■ **WORK TO BE COMPLETED**
Rewrite the items from the first line through the line containing "legend-label: WBC NEPI = 5e+16", replacing "screenshot" with "image" and leaving everything else unchanged.

■ **Collected data**
◇ ◇ ◇

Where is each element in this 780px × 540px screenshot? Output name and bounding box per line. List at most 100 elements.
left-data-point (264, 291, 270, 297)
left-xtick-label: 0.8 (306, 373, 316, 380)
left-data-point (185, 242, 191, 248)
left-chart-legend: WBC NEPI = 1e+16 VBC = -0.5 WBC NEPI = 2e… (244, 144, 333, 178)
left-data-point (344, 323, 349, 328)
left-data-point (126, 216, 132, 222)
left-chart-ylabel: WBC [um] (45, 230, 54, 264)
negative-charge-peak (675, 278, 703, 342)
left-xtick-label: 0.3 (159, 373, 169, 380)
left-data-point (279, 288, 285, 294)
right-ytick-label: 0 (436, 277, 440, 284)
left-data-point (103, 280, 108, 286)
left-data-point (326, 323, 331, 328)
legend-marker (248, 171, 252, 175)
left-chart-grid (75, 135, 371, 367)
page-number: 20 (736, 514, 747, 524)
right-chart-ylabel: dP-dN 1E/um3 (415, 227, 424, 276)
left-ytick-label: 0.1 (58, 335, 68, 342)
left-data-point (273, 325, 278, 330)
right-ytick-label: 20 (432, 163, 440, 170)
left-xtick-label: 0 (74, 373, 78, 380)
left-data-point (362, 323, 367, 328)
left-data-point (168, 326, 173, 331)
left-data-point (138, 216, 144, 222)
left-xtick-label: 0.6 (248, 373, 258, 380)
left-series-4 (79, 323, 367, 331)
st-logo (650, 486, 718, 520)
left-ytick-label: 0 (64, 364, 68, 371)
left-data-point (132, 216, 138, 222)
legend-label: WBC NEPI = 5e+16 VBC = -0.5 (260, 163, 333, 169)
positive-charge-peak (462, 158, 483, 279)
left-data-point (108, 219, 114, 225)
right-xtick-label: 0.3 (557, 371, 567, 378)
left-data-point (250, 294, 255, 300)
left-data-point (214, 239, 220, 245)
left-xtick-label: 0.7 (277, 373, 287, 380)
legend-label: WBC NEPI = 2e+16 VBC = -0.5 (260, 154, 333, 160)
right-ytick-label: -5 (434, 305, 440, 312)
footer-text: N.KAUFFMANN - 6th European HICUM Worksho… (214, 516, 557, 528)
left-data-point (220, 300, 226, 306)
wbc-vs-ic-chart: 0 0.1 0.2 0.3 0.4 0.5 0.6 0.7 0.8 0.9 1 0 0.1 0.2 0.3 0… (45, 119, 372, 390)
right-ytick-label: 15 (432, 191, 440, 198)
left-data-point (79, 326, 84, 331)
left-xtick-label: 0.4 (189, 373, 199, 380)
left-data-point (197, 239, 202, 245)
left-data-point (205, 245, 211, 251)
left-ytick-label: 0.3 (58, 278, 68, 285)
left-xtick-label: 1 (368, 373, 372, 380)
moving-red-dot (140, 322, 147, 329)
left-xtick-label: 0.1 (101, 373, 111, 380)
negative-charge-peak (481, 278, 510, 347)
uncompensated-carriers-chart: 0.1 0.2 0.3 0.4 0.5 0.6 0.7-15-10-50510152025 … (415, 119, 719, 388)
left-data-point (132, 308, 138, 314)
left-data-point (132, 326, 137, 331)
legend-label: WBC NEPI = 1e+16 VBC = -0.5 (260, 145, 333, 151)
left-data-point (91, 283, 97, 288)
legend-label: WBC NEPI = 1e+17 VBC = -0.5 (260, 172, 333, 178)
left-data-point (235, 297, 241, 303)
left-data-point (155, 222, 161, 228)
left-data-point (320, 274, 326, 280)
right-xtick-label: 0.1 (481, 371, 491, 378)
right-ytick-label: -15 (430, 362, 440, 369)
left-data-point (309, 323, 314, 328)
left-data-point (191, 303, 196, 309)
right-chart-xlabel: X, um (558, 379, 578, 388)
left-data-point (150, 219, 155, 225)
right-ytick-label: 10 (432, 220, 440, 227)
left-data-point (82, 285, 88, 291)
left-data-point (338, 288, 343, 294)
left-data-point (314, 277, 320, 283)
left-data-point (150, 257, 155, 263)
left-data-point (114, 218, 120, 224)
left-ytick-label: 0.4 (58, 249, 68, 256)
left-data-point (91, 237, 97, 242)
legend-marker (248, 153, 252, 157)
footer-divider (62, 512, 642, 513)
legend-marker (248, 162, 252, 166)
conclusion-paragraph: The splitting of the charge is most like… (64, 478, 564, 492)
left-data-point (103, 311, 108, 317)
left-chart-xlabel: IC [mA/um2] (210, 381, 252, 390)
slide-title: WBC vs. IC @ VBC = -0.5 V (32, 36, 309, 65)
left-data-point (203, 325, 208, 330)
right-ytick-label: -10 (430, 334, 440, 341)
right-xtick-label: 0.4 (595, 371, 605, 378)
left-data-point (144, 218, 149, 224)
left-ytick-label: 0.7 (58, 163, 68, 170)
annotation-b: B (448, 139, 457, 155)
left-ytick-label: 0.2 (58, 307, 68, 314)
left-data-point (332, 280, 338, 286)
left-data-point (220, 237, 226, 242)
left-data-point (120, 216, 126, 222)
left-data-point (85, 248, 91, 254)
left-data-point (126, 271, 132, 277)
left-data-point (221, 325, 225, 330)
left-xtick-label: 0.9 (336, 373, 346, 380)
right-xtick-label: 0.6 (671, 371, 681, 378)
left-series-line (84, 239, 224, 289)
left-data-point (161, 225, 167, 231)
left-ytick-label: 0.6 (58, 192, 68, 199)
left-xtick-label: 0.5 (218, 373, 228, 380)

◇ ◇ ◇

■ **COMPLETE OUTPUT**
Where is each element in this 780px × 540px image? Output name and bounding box per line. List at most 100 elements.
left-data-point (264, 291, 270, 297)
left-xtick-label: 0.8 (306, 373, 316, 380)
left-data-point (185, 242, 191, 248)
left-chart-legend: WBC NEPI = 1e+16 VBC = -0.5 WBC NEPI = 2e… (244, 144, 333, 178)
left-data-point (344, 323, 349, 328)
left-data-point (126, 216, 132, 222)
left-chart-ylabel: WBC [um] (45, 230, 54, 264)
negative-charge-peak (675, 278, 703, 342)
left-xtick-label: 0.3 (159, 373, 169, 380)
left-data-point (279, 288, 285, 294)
right-ytick-label: 0 (436, 277, 440, 284)
left-data-point (103, 280, 108, 286)
left-data-point (326, 323, 331, 328)
legend-marker (248, 171, 252, 175)
left-chart-grid (75, 135, 371, 367)
page-number: 20 (736, 514, 747, 524)
right-chart-ylabel: dP-dN 1E/um3 (415, 227, 424, 276)
left-ytick-label: 0.1 (58, 335, 68, 342)
left-data-point (273, 325, 278, 330)
right-ytick-label: 20 (432, 163, 440, 170)
left-xtick-label: 0 (74, 373, 78, 380)
left-data-point (362, 323, 367, 328)
left-data-point (168, 326, 173, 331)
left-data-point (138, 216, 144, 222)
left-xtick-label: 0.6 (248, 373, 258, 380)
left-series-4 (79, 323, 367, 331)
st-logo (650, 486, 718, 520)
left-ytick-label: 0 (64, 364, 68, 371)
left-data-point (132, 216, 138, 222)
legend-label: WBC NEPI = 5e+16 VBC = -0.5 (260, 163, 333, 169)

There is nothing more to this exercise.